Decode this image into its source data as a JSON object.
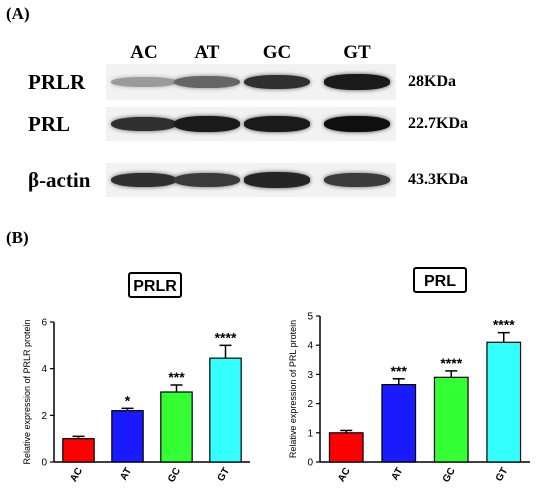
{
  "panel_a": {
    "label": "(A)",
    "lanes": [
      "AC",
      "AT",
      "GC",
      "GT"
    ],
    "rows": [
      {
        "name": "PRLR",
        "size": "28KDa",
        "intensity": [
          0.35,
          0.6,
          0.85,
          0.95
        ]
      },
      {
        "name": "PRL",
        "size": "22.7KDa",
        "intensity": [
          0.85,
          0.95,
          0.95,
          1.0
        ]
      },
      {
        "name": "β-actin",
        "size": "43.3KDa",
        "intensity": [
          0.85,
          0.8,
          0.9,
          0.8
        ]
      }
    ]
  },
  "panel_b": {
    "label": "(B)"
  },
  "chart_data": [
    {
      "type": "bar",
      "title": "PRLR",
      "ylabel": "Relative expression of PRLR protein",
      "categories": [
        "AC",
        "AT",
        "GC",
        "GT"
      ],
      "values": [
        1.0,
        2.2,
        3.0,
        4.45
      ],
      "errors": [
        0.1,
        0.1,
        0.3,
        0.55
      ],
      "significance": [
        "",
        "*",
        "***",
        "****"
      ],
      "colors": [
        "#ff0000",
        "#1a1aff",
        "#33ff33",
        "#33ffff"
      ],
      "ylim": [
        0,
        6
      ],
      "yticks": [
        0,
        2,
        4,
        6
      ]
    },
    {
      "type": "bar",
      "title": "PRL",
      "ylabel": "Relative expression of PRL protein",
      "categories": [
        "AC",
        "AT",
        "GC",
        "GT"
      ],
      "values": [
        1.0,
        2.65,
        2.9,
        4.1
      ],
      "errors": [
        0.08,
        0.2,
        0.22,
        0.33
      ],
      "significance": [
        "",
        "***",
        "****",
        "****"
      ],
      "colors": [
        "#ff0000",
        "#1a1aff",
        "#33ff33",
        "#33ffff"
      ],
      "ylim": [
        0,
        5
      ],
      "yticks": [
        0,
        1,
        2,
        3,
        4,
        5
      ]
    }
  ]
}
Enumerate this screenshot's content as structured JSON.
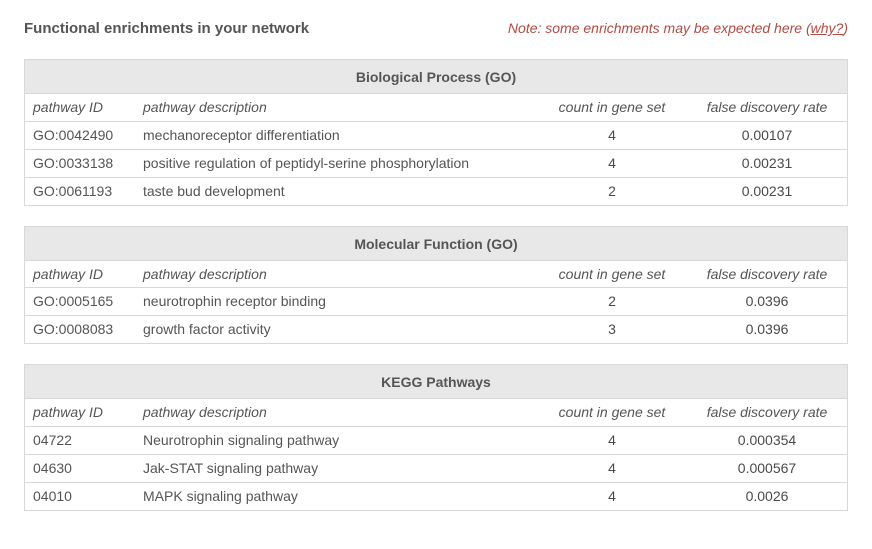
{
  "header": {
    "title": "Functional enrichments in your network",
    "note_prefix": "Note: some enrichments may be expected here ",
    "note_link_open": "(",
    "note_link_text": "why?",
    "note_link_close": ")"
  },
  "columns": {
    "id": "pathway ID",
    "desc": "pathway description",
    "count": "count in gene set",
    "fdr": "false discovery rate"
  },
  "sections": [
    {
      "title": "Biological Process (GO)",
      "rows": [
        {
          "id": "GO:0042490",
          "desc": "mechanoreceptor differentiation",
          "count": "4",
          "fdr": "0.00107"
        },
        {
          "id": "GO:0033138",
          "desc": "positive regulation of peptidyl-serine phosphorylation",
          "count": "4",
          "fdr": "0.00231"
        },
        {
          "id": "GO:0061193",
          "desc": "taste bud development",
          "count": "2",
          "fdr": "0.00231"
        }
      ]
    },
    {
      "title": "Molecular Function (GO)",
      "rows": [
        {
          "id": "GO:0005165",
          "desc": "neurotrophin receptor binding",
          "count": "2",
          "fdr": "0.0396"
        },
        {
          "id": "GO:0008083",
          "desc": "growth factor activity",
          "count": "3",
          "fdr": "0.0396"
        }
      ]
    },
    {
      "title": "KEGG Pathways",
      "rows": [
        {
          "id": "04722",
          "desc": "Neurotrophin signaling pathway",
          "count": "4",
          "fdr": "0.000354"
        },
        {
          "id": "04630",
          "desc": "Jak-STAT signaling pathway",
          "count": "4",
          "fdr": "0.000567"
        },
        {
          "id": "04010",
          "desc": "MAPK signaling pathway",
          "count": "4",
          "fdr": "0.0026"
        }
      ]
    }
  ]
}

==============================

Problem to solve – Out of the preceding entries, pull every line containing the string "PRLR".

Result of this task –
        "name": "PRLR",
      "title": "PRLR",
      "ylabel": "Relative expression of PRLR protein",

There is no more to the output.